Stated goal:
Extract the lines that carry the string "will" from the listing.

>> start

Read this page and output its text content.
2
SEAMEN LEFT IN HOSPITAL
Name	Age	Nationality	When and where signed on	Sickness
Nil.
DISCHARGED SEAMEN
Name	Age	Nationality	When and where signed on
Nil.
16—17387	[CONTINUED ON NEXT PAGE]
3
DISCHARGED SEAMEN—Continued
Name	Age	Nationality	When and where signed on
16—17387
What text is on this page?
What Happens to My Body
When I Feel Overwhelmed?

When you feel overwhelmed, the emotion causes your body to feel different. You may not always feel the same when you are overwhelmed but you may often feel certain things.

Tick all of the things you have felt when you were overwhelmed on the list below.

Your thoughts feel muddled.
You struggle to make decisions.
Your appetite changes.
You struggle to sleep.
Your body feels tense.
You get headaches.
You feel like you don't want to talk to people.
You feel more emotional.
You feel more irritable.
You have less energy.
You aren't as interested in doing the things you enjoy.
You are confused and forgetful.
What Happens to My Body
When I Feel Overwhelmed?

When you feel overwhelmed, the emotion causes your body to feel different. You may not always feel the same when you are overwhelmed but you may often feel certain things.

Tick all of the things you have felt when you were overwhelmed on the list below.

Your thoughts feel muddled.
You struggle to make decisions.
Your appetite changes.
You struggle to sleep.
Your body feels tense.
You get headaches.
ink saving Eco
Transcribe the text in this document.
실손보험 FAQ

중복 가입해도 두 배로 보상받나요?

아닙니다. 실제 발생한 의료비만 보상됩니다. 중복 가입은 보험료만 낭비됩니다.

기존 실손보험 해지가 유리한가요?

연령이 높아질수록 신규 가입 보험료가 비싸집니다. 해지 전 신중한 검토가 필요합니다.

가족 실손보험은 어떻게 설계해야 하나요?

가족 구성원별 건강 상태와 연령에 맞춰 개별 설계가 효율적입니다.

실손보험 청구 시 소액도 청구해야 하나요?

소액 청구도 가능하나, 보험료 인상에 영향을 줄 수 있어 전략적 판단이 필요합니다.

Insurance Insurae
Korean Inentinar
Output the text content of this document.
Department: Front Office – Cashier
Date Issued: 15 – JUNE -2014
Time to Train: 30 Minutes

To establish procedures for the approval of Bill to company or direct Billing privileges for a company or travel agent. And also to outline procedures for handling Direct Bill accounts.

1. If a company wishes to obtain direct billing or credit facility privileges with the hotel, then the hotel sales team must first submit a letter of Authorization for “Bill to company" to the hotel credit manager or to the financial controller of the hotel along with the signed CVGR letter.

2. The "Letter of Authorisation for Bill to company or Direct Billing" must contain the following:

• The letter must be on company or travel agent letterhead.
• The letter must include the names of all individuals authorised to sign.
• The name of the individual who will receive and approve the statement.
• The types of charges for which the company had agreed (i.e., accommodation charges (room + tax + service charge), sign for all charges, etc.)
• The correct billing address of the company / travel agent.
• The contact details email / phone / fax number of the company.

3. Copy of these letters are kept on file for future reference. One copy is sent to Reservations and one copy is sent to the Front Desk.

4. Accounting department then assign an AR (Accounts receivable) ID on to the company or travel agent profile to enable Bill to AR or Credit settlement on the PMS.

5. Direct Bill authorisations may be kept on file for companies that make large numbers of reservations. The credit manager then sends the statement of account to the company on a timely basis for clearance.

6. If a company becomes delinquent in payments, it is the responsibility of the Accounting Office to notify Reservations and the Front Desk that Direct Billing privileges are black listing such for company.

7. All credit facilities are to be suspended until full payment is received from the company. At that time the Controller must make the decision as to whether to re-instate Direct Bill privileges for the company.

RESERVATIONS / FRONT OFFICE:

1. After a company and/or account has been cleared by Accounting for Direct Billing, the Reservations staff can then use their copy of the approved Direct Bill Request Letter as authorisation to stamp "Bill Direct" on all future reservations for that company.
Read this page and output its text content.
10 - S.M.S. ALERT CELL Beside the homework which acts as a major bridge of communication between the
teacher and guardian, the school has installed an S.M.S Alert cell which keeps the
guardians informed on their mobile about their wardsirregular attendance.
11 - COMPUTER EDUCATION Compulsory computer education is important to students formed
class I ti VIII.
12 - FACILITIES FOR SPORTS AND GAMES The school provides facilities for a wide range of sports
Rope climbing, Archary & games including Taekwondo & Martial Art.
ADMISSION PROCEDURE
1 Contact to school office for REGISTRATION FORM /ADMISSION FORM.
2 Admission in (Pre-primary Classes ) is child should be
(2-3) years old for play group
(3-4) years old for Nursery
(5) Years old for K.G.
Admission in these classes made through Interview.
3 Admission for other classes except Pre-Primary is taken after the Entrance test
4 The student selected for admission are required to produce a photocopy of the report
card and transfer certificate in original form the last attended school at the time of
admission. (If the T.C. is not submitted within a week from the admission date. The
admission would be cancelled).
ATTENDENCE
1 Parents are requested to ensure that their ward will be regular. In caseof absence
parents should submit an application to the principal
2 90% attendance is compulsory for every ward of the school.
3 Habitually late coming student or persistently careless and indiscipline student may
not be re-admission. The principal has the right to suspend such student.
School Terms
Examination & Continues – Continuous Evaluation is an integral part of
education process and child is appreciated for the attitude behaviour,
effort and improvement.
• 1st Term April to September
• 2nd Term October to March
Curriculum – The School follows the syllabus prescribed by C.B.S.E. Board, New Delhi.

>> end

Right answer:
• The name of the individual who will receive and approve the statement.
1 Parents are requested to ensure that their ward will be regular. In caseof absence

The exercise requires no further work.